### [Given problem]
In your copy, leave out the pictures and repeat the entries below exactly.

### [Records provided]
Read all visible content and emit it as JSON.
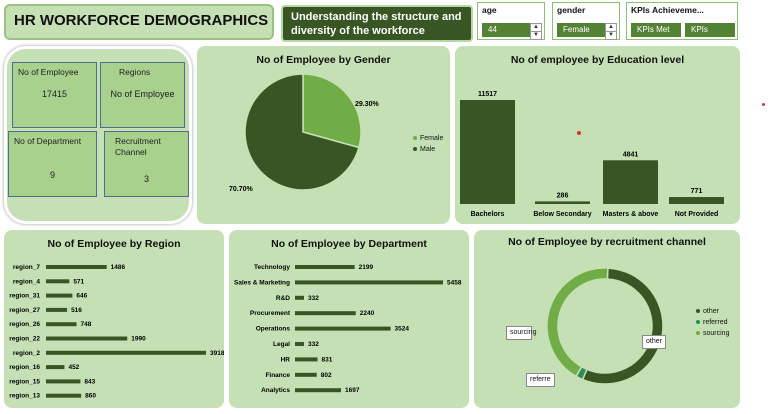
{
  "header": {
    "title": "HR WORKFORCE DEMOGRAPHICS",
    "subtitle": "Understanding the structure and diversity of the workforce"
  },
  "slicers": {
    "age": {
      "title": "age",
      "value": "44"
    },
    "gender": {
      "title": "gender",
      "value": "Female"
    },
    "kpis": {
      "title": "KPIs Achieveme...",
      "items": [
        "KPIs Met",
        "KPIs Not..."
      ]
    }
  },
  "kpi_cards": {
    "employees": {
      "label": "No of Employee",
      "value": "17415"
    },
    "regions": {
      "label": "Regions",
      "value": "No of Employee"
    },
    "departments": {
      "label": "No of Department",
      "value": "9"
    },
    "recruitment": {
      "label": "Recruitment Channel",
      "value": "3"
    }
  },
  "colors": {
    "dark": "#375623",
    "light": "#70ad47",
    "panel": "#c5e0b4"
  },
  "chart_data": [
    {
      "id": "gender",
      "type": "pie",
      "title": "No of Employee by Gender",
      "categories": [
        "Female",
        "Male"
      ],
      "values": [
        29.3,
        70.7
      ],
      "labels": [
        "29.30%",
        "70.70%"
      ],
      "colors": [
        "#70ad47",
        "#375623"
      ],
      "legend": "right"
    },
    {
      "id": "education",
      "type": "bar",
      "title": "No of employee by Education level",
      "categories": [
        "Bachelors",
        "Below Secondary",
        "Masters & above",
        "Not Provided"
      ],
      "values": [
        11517,
        286,
        4841,
        771
      ],
      "ylim": [
        0,
        11517
      ]
    },
    {
      "id": "region",
      "type": "bar",
      "orientation": "horizontal",
      "title": "No of Employee by Region",
      "categories": [
        "region_7",
        "region_4",
        "region_31",
        "region_27",
        "region_26",
        "region_22",
        "region_2",
        "region_16",
        "region_15",
        "region_13"
      ],
      "values": [
        1486,
        571,
        646,
        516,
        748,
        1990,
        3918,
        452,
        843,
        860
      ]
    },
    {
      "id": "department",
      "type": "bar",
      "orientation": "horizontal",
      "title": "No of Employee by Department",
      "categories": [
        "Technology",
        "Sales & Marketing",
        "R&D",
        "Procurement",
        "Operations",
        "Legal",
        "HR",
        "Finance",
        "Analytics"
      ],
      "values": [
        2199,
        5458,
        332,
        2240,
        3524,
        332,
        831,
        802,
        1697
      ]
    },
    {
      "id": "recruitment",
      "type": "pie",
      "donut": true,
      "title": "No of Employee by recruitment channel",
      "categories": [
        "other",
        "referred",
        "sourcing"
      ],
      "values": [
        55.5,
        2.0,
        42.5
      ],
      "colors": [
        "#375623",
        "#2e8b57",
        "#70ad47"
      ],
      "callouts": [
        "sourcing",
        "other",
        "referre"
      ],
      "legend": "right"
    }
  ]
}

### [Exercise output]
Read all visible content and emit it as JSON.
{
  "header": {
    "title": "HR WORKFORCE DEMOGRAPHICS",
    "subtitle": "Understanding the structure and diversity of the workforce"
  },
  "slicers": {
    "age": {
      "title": "age",
      "value": "44"
    },
    "gender": {
      "title": "gender",
      "value": "Female"
    },
    "kpis": {
      "title": "KPIs Achieveme...",
      "items": [
        "KPIs Met",
        "KPIs Not..."
      ]
    }
  },
  "kpi_cards": {
    "employees": {
      "label": "No of Employee",
      "value": "17415"
    },
    "regions": {
      "label": "Regions",
      "value": "No of Employee"
    },
    "departments": {
      "label": "No of Department",
      "value": "9"
    },
    "recruitment": {
      "label": "Recruitment Channel",
      "value": "3"
    }
  },
  "colors": {
    "dark": "#375623",
    "light": "#70ad47",
    "panel": "#c5e0b4"
  },
  "chart_data": [
    {
      "id": "gender",
      "type": "pie",
      "title": "No of Employee by Gender",
      "categories": [
        "Female",
        "Male"
      ],
      "values": [
        29.3,
        70.7
      ],
      "labels": [
        "29.30%",
        "70.70%"
      ],
      "colors": [
        "#70ad47",
        "#375623"
      ],
      "legend": "right"
    },
    {
      "id": "education",
      "type": "bar",
      "title": "No of employee by Education level",
      "categories": [
        "Bachelors",
        "Below Secondary",
        "Masters & above",
        "Not Provided"
      ],
      "values": [
        11517,
        286,
        4841,
        771
      ],
      "ylim": [
        0,
        11517
      ]
    },
    {
      "id": "region",
      "type": "bar",
      "orientation": "horizontal",
      "title": "No of Employee by Region",
      "categories": [
        "region_7",
        "region_4",
        "region_31",
        "region_27",
        "region_26",
        "region_22",
        "region_2",
        "region_16",
        "region_15",
        "region_13"
      ],
      "values": [
        1486,
        571,
        646,
        516,
        748,
        1990,
        3918,
        452,
        843,
        860
      ]
    },
    {
      "id": "department",
      "type": "bar",
      "orientation": "horizontal",
      "title": "No of Employee by Department",
      "categories": [
        "Technology",
        "Sales & Marketing",
        "R&D",
        "Procurement",
        "Operations",
        "Legal",
        "HR",
        "Finance",
        "Analytics"
      ],
      "values": [
        2199,
        5458,
        332,
        2240,
        3524,
        332,
        831,
        802,
        1697
      ]
    },
    {
      "id": "recruitment",
      "type": "pie",
      "donut": true,
      "title": "No of Employee by recruitment channel",
      "categories": [
        "other",
        "referred",
        "sourcing"
      ],
      "values": [
        55.5,
        2.0,
        42.5
      ],
      "colors": [
        "#375623",
        "#2e8b57",
        "#70ad47"
      ],
      "callouts": [
        "sourcing",
        "other",
        "referre"
      ],
      "legend": "right"
    }
  ]
}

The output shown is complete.